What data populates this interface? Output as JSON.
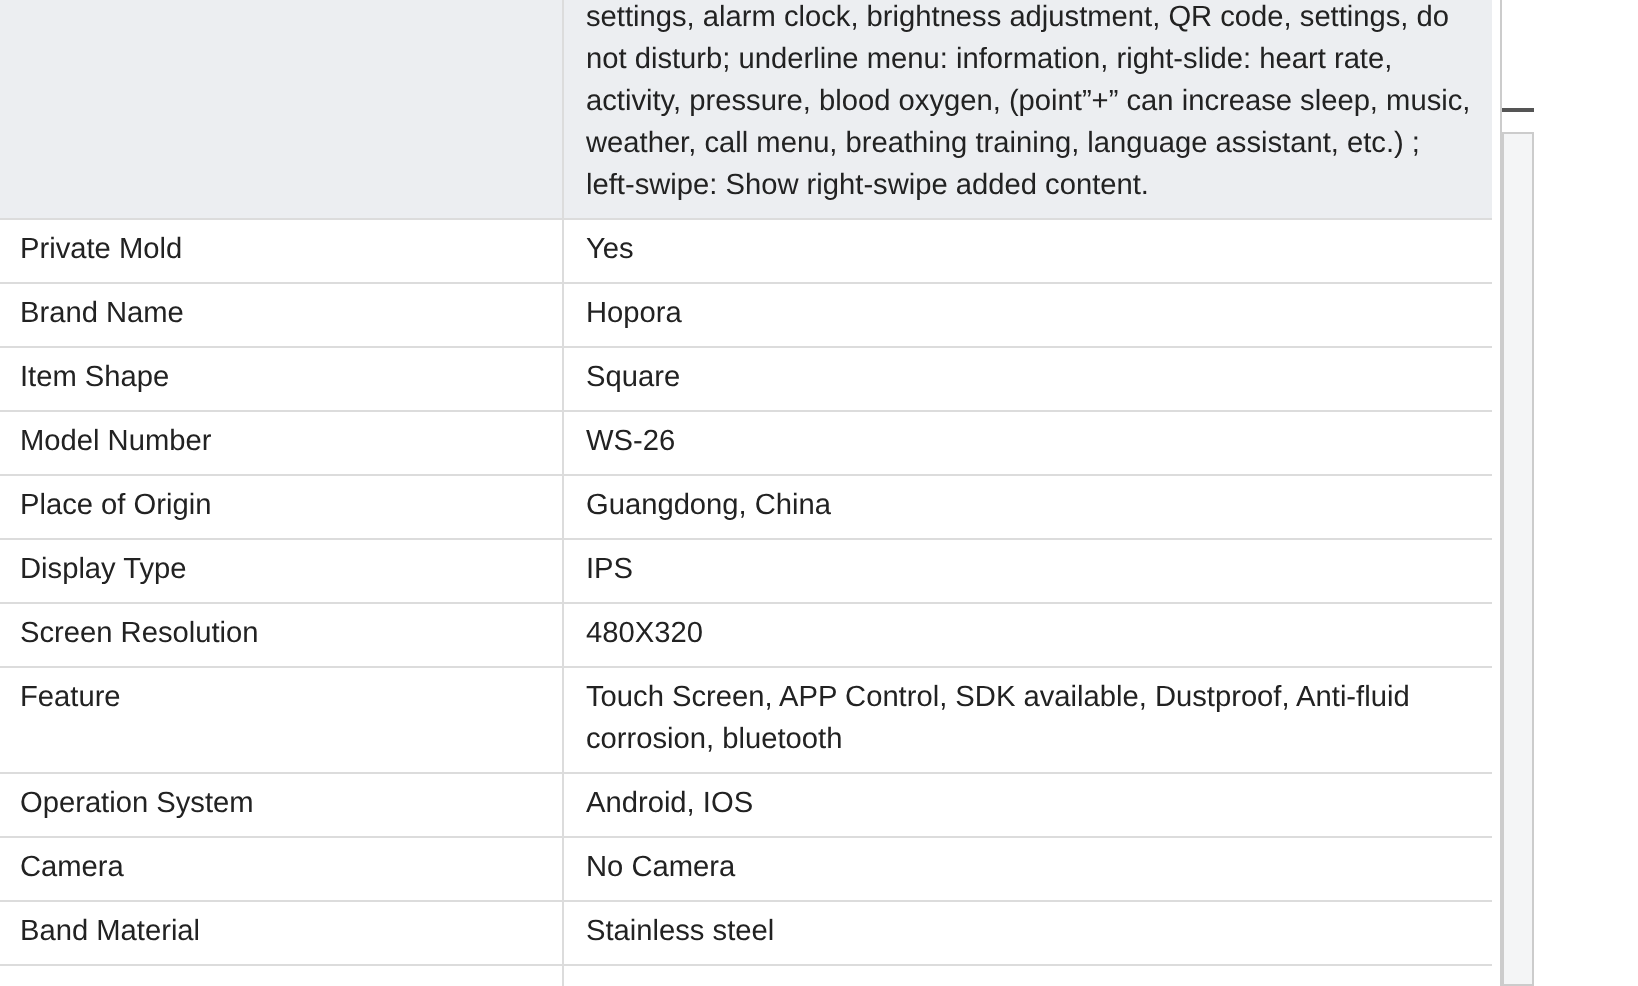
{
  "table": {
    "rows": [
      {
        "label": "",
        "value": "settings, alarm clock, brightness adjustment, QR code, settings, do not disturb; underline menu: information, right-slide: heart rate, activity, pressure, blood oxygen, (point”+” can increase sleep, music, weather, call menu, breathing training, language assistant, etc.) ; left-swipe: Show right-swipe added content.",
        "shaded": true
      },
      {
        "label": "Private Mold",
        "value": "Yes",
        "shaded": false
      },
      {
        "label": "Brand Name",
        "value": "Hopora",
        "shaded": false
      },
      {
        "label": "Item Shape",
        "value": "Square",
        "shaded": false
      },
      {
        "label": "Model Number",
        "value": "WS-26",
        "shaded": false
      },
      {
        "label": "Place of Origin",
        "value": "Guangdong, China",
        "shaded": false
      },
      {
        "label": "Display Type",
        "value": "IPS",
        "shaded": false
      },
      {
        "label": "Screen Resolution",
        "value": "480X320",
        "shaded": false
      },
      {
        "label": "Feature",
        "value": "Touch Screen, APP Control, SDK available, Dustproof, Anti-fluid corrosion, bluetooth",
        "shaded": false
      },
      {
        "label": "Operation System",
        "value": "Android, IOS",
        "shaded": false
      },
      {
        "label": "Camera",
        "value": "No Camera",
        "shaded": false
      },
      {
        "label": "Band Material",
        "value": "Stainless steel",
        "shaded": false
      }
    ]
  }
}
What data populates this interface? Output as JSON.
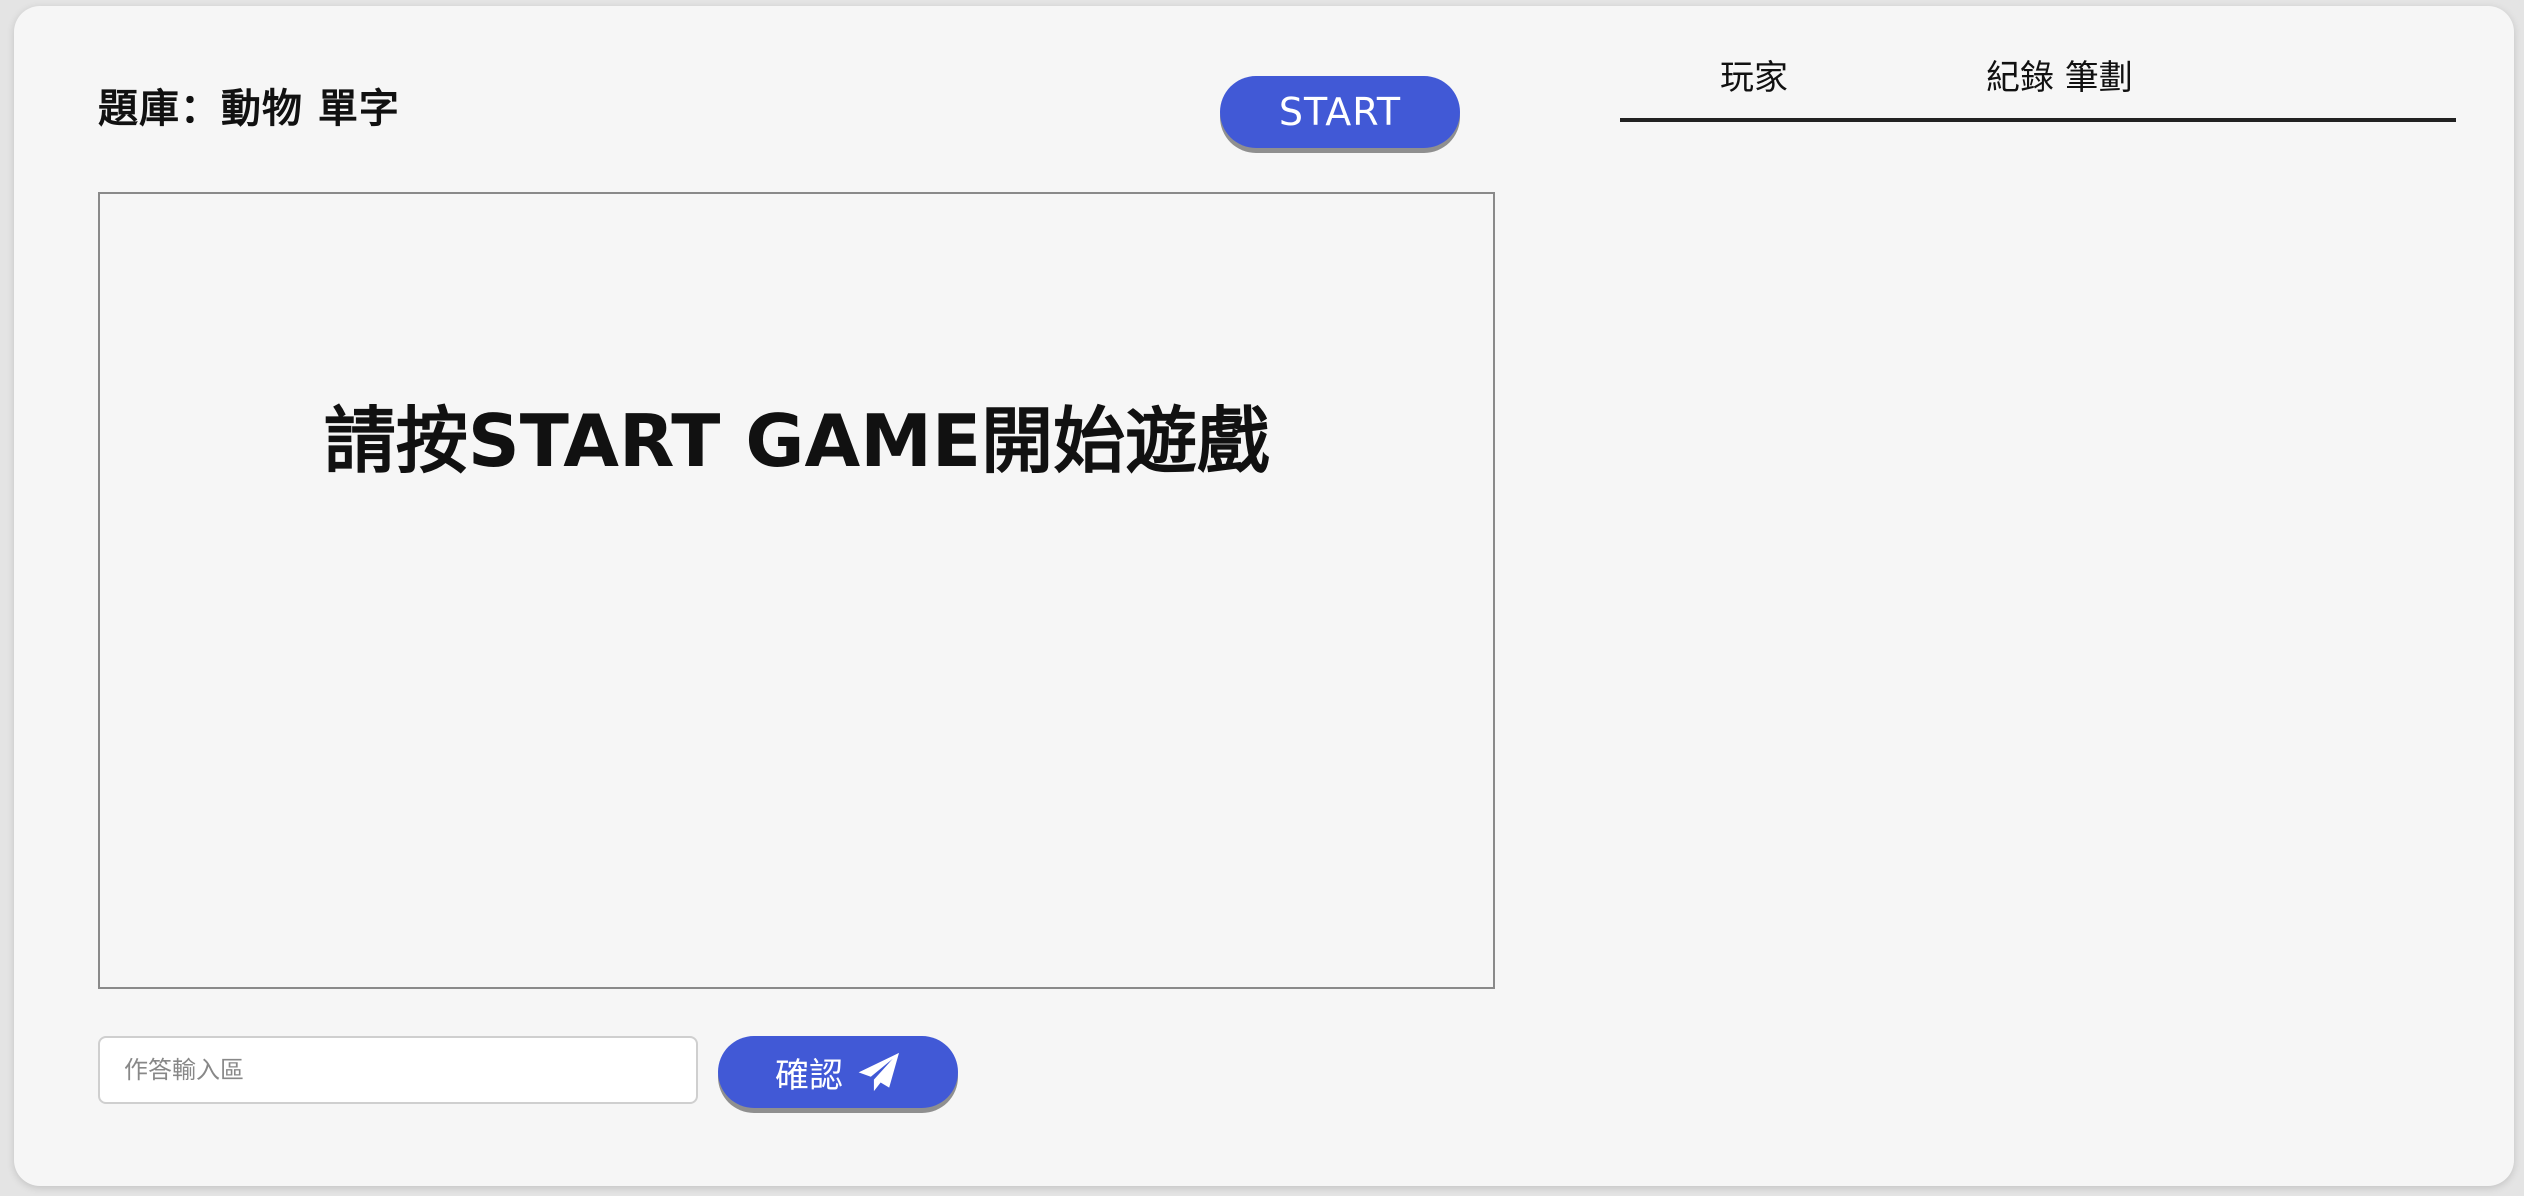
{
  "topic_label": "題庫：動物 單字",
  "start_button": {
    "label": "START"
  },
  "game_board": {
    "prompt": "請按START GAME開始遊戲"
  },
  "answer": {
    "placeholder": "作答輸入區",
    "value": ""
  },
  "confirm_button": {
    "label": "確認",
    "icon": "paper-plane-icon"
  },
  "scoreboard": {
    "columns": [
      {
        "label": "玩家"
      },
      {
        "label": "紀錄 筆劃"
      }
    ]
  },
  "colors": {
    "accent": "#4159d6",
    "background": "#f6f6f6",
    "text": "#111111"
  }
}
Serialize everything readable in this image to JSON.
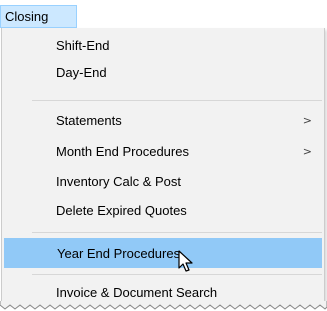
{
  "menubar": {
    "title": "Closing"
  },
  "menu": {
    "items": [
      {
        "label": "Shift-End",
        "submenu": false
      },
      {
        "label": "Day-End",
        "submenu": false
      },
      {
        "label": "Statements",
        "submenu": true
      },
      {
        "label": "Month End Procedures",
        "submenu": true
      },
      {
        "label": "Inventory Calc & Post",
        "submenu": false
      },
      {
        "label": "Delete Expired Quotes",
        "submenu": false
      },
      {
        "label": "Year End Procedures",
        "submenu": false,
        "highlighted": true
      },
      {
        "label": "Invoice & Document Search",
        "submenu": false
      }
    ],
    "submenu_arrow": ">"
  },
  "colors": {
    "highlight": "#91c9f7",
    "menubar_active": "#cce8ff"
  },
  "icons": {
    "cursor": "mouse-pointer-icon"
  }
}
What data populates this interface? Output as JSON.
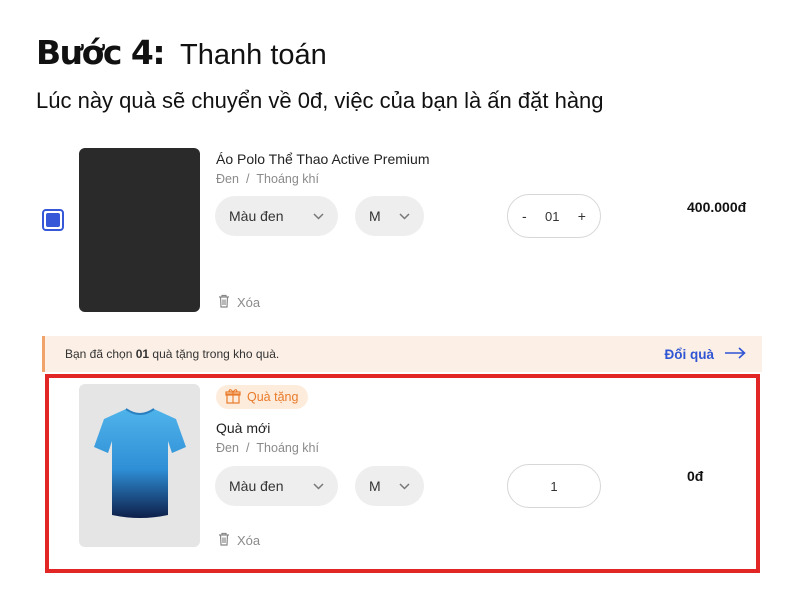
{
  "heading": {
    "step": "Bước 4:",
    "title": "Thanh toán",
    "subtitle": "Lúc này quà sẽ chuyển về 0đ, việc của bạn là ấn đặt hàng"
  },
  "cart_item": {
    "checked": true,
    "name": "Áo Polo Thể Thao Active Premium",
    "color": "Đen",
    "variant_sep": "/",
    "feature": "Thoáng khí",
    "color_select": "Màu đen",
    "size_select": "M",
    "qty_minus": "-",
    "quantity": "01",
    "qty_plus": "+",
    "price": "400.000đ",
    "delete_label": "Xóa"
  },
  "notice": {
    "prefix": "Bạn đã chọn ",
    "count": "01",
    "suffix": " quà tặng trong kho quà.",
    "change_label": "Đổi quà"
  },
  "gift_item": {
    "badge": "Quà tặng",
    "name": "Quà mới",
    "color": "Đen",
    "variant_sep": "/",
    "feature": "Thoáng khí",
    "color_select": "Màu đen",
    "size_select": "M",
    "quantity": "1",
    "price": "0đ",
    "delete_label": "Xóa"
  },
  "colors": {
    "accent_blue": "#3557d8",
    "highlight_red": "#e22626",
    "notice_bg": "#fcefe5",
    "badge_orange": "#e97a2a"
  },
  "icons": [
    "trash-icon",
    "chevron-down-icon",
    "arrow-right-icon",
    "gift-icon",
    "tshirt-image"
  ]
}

SET TASK =>
Go through the listing above and locate each line that holds the word "true". Copy those lines.

COMPLETE ANSWER =>
        "shaded": true
        "submenu": true
        "submenu": true
        "highlighted": true
    "checked": true,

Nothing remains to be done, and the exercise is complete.